Written request: For each line below that includes the word "right", make a copy.

Records to process:
○ ○ ○ ○
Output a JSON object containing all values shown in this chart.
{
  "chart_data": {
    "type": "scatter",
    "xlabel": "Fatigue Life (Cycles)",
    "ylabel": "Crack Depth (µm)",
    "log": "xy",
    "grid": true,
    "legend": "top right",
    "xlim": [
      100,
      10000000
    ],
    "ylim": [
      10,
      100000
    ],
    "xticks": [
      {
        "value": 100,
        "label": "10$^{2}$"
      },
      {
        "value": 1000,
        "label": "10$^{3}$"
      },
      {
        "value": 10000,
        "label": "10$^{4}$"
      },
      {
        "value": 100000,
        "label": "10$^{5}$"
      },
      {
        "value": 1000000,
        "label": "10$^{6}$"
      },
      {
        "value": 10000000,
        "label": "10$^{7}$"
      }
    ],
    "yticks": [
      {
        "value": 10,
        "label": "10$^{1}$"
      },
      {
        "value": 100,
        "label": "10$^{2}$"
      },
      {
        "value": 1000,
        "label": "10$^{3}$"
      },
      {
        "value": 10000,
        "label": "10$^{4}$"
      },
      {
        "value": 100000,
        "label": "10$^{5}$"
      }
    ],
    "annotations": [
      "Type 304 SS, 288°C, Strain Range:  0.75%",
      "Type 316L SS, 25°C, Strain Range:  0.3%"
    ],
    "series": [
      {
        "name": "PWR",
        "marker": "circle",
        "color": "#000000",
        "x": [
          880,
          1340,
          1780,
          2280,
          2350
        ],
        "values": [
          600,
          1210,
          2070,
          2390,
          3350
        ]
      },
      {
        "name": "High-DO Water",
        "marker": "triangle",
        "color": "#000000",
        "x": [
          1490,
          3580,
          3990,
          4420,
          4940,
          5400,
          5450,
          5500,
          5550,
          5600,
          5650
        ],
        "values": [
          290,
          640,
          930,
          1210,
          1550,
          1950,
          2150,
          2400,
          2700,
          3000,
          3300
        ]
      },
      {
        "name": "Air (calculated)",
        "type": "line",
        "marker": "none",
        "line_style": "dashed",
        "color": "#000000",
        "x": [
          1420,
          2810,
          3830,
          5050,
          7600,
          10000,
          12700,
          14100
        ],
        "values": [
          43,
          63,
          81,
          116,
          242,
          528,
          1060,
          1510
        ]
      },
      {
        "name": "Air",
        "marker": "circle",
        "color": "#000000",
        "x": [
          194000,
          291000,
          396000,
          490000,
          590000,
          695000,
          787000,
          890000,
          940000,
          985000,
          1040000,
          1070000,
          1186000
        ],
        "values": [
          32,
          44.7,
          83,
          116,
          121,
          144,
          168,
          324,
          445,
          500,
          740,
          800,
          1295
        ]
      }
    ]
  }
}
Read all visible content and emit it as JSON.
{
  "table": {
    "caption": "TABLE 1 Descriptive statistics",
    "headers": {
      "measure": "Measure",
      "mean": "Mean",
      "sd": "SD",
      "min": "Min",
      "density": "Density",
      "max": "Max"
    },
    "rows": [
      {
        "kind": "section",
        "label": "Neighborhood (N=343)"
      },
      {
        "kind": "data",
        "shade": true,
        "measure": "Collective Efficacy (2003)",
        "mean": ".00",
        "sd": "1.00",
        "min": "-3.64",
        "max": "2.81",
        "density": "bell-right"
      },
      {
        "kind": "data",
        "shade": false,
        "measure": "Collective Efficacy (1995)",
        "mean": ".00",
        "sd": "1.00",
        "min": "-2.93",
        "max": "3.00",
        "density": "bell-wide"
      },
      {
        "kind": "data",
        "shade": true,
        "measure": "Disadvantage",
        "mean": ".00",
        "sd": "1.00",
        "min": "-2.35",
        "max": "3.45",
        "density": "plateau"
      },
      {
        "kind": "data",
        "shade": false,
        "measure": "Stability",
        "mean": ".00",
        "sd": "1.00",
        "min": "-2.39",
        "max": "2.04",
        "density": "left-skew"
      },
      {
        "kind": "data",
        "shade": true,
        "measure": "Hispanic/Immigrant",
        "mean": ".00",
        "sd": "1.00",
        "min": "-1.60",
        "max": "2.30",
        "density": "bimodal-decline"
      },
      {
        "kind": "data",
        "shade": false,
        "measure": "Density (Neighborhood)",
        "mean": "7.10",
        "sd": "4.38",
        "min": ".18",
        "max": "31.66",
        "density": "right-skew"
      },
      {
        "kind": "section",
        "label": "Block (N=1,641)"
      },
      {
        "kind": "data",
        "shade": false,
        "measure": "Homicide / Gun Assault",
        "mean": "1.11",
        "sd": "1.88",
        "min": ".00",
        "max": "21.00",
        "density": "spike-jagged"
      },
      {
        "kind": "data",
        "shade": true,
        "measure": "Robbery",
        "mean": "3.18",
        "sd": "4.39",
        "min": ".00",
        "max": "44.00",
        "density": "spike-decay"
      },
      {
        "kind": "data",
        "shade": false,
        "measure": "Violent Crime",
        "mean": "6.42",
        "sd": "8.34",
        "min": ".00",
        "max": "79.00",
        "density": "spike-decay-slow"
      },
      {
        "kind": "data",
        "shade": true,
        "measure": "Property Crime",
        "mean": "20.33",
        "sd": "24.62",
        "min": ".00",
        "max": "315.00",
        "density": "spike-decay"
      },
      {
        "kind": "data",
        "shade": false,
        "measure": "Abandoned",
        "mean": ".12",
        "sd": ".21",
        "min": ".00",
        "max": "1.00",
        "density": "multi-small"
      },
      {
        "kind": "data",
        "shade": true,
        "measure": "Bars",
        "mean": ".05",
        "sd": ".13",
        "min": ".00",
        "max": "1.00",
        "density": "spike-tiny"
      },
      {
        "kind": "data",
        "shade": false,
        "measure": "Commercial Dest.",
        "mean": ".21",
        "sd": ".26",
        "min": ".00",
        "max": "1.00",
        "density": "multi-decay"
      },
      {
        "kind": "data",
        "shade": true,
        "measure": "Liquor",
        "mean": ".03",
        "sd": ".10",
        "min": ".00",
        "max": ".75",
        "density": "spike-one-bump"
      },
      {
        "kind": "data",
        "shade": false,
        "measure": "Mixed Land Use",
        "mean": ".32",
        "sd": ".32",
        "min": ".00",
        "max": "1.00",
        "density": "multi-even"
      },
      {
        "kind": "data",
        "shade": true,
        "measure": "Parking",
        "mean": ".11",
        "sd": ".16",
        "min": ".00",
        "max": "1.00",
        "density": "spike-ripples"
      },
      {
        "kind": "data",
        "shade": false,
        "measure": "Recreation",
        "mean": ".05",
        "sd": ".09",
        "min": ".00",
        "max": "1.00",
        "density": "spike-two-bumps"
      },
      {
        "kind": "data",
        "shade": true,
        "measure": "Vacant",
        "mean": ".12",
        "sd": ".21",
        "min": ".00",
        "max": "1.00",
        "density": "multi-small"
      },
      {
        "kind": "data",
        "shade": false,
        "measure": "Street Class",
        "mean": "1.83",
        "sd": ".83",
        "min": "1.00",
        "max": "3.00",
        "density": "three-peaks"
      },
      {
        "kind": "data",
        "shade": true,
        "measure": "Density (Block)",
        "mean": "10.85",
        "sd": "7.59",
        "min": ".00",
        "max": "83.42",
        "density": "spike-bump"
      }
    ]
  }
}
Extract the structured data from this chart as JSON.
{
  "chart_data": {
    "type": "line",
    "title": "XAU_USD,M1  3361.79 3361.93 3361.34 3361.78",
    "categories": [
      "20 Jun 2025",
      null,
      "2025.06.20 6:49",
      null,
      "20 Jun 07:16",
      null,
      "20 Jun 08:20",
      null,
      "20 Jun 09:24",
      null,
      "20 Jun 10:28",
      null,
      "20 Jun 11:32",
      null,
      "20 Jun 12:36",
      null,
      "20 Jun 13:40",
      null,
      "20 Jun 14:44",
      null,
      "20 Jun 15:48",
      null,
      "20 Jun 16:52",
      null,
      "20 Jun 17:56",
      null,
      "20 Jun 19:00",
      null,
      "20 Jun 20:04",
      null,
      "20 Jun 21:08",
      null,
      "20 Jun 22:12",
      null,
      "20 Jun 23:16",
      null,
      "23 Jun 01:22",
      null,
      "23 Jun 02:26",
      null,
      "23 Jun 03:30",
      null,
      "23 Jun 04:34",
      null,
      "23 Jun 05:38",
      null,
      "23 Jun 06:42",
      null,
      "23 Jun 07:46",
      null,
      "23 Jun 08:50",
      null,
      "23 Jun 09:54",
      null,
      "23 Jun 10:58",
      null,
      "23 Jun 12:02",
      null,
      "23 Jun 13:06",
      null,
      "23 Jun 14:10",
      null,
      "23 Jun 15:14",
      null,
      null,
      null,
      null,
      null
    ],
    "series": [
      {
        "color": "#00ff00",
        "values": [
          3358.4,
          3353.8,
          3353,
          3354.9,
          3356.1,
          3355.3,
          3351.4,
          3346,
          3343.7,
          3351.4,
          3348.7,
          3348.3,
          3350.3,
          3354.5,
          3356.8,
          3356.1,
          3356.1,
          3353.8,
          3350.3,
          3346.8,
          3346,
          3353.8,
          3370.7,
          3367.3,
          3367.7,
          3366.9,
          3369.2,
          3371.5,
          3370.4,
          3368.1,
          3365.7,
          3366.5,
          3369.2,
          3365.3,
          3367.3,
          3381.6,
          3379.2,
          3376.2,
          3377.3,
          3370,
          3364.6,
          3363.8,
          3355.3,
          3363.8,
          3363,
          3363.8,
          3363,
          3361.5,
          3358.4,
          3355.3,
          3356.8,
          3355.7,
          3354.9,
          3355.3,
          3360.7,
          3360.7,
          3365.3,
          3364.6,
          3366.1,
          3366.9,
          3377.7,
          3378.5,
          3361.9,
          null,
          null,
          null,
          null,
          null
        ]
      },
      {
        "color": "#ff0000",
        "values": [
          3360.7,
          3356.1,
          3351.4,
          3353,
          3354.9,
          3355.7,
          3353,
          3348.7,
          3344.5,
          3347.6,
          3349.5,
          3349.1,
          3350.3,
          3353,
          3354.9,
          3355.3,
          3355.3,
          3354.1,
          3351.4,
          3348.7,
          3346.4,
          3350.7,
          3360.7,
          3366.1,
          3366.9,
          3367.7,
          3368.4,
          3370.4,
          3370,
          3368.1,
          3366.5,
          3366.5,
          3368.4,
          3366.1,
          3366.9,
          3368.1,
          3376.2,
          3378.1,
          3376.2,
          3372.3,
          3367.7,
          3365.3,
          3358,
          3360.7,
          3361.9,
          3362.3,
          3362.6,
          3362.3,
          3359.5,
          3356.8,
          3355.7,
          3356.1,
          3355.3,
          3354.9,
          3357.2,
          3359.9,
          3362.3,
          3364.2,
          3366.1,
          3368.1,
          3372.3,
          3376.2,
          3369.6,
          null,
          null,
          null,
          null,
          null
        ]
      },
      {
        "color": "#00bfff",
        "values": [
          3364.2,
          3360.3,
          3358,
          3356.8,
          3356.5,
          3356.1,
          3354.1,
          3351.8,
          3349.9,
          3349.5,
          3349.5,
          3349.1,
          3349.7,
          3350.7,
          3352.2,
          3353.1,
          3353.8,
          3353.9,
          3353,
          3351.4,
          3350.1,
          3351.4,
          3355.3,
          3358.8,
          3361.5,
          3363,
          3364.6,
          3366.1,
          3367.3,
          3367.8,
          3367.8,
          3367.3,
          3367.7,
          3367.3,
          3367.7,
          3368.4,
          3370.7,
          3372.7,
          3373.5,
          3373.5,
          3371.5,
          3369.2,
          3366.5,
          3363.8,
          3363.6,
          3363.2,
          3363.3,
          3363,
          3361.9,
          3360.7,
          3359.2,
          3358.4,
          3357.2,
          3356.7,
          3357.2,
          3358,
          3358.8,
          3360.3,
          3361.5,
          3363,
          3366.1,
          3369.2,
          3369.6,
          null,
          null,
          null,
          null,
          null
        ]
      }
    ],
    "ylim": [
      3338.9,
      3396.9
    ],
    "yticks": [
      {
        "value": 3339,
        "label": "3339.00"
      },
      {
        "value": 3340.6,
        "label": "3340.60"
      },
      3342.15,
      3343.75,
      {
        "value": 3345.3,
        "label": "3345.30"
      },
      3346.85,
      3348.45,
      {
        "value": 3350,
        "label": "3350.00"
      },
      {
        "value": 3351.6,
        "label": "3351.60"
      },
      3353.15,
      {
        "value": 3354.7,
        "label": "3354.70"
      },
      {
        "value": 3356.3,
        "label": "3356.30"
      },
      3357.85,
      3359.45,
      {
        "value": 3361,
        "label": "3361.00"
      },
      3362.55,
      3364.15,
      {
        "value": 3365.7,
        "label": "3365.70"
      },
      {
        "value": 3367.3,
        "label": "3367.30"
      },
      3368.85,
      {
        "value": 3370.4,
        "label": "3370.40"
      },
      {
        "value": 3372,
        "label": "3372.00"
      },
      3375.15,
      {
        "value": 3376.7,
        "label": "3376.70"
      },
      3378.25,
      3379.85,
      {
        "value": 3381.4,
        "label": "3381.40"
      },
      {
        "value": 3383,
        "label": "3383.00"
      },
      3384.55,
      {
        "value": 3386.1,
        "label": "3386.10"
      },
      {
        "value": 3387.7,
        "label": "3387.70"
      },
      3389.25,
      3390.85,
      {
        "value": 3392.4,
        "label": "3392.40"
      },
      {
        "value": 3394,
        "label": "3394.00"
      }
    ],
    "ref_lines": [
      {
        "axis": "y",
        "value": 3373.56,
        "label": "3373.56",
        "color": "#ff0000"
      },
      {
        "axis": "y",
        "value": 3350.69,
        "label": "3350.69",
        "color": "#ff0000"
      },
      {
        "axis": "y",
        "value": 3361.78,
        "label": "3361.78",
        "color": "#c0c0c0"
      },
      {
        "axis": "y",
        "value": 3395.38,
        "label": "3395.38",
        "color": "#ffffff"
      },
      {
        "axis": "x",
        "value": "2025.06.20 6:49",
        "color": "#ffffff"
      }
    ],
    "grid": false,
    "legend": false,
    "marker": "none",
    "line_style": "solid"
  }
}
○ ○ ○ ○
Correct output:
    "legend": "top right",
        "density": "bell-right"
        "density": "right-skew"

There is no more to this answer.